▶ **CHALLENGE**: Report how many lines of these entries hold the string "women"; reply with the number alone.

++++ STORED ROWS ++++

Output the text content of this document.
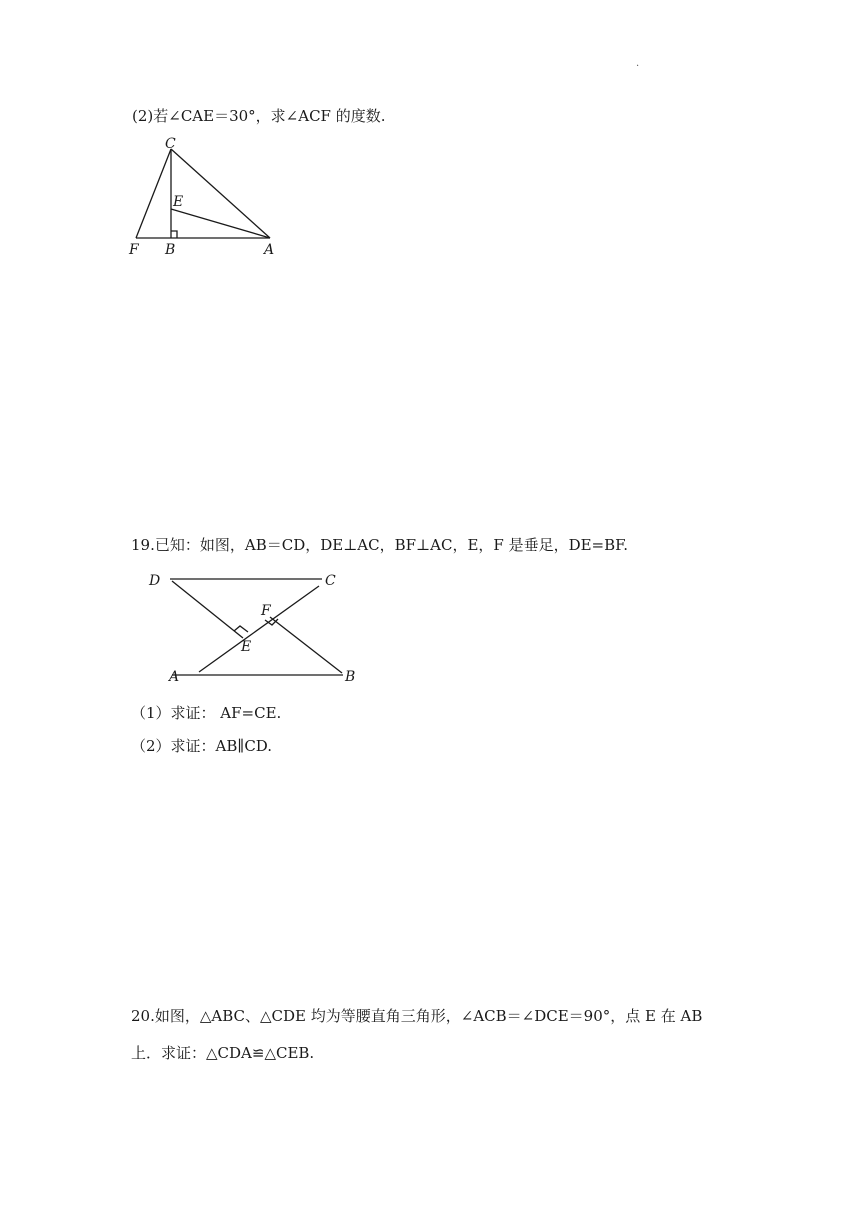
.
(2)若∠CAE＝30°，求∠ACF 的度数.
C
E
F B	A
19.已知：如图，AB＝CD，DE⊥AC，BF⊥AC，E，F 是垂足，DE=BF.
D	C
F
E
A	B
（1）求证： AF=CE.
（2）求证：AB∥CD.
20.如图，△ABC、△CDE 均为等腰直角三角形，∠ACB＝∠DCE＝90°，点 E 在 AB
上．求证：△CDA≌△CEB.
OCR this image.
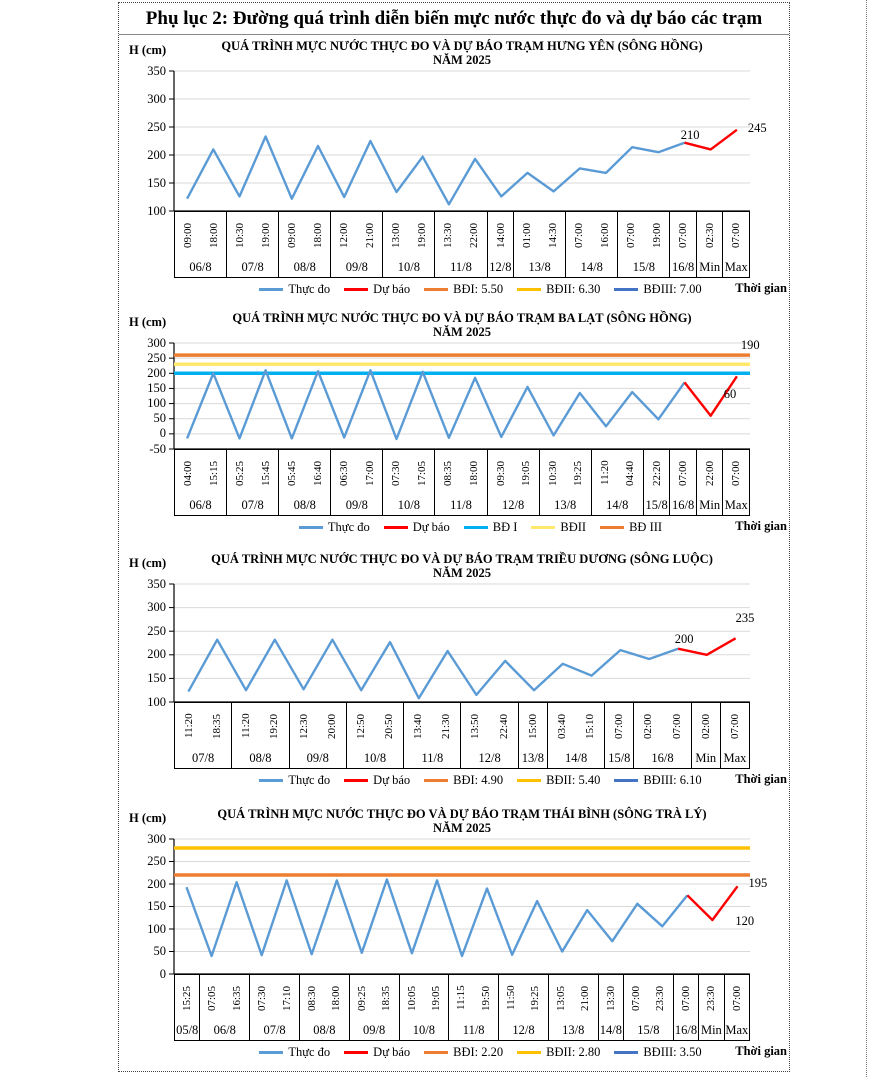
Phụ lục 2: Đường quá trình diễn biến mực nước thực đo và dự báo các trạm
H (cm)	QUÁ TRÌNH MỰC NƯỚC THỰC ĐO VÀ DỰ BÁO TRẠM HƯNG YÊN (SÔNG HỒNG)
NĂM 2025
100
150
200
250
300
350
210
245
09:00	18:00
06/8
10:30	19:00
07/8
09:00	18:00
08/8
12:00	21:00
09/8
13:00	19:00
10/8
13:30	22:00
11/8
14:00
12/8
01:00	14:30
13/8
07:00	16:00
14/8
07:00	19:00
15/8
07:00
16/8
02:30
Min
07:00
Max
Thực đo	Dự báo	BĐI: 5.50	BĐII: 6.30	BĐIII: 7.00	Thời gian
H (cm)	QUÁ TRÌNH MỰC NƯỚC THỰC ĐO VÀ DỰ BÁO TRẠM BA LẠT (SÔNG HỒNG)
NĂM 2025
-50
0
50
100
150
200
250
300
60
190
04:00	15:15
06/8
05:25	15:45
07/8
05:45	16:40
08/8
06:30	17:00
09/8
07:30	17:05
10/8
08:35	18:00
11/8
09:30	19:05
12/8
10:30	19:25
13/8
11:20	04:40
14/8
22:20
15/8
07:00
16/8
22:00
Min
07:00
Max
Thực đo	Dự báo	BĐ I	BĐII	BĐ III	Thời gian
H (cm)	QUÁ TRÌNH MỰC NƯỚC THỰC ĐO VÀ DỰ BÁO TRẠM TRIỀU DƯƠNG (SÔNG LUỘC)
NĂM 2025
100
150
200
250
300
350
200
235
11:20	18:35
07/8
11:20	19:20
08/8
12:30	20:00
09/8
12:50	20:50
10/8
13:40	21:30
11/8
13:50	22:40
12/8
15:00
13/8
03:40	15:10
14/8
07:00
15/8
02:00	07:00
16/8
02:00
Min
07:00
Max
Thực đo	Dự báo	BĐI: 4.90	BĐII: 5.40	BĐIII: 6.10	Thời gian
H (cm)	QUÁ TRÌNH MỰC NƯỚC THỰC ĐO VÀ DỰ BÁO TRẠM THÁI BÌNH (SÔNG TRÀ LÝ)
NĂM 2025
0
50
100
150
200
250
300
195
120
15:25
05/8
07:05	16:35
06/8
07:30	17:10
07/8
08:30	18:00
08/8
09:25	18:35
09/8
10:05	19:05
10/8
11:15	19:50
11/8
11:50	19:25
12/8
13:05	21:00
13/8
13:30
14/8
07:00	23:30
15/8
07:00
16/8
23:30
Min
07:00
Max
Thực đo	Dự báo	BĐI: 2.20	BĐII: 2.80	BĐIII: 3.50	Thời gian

++++
++++ STORED ROWS ++++

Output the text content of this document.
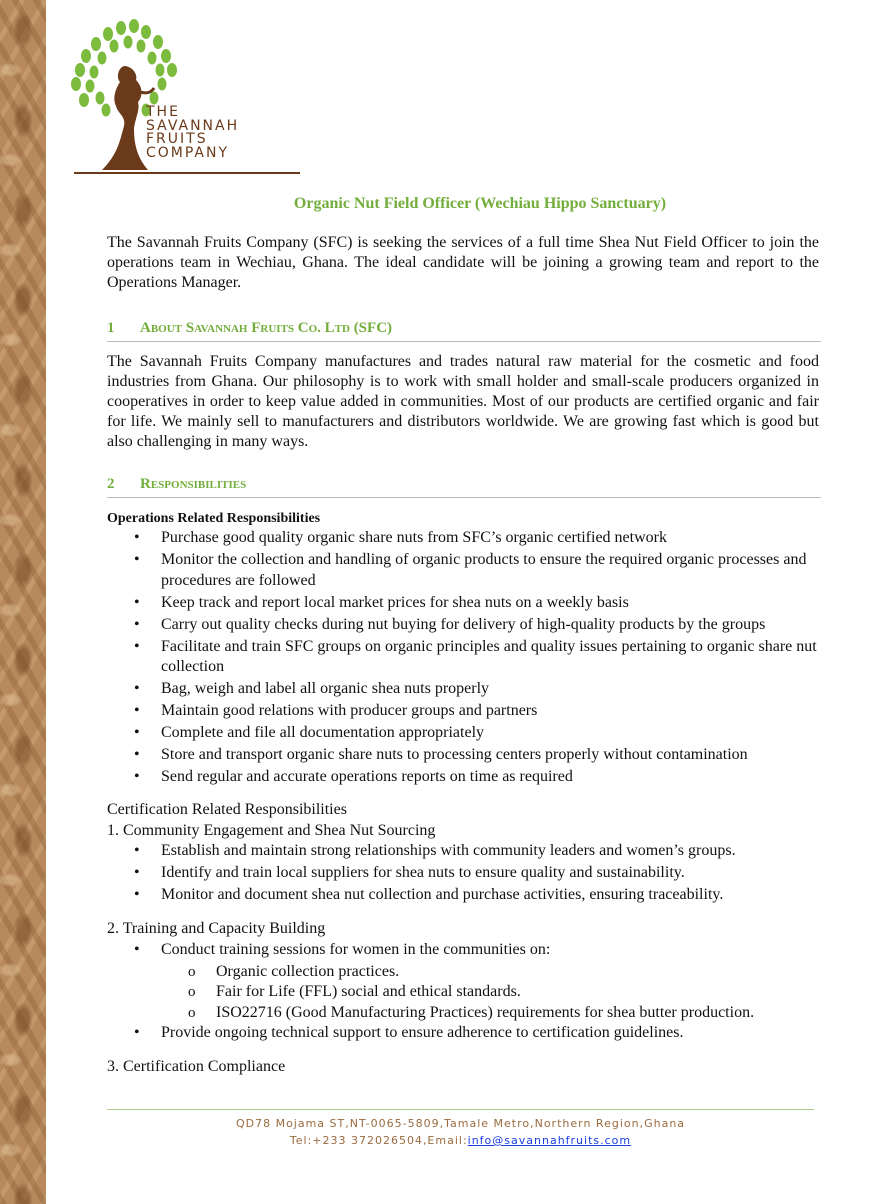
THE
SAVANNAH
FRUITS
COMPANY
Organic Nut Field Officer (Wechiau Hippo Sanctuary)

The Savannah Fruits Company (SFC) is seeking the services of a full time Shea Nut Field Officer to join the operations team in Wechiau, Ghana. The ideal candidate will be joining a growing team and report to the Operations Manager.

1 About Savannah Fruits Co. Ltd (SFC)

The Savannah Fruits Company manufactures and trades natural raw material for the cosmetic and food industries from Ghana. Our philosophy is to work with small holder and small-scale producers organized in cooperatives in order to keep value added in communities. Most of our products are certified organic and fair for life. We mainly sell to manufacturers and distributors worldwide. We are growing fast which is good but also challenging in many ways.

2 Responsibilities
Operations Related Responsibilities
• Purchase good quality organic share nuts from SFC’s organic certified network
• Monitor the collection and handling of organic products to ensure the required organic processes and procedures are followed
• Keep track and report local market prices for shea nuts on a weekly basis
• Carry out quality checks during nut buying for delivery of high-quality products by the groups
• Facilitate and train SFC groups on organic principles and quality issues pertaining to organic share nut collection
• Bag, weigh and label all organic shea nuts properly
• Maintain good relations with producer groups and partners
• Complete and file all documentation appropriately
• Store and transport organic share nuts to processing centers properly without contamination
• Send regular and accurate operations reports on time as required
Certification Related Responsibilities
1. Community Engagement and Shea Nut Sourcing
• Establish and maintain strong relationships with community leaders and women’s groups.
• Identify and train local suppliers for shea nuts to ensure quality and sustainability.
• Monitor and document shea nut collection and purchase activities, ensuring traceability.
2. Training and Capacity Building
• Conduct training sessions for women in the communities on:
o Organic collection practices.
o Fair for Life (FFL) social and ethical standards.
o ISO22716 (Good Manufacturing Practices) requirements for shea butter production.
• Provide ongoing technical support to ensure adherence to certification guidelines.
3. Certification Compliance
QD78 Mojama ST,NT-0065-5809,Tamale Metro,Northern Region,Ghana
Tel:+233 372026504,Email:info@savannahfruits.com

++++
++++ STORED ROWS ++++

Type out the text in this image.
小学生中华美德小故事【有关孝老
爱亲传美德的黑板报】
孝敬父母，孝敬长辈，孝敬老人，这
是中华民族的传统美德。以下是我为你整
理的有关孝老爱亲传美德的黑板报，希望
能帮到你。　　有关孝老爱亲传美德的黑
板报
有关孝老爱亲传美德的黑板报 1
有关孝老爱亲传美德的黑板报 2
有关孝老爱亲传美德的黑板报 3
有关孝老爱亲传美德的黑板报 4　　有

++++

▶ **IN RESPONSE**: 2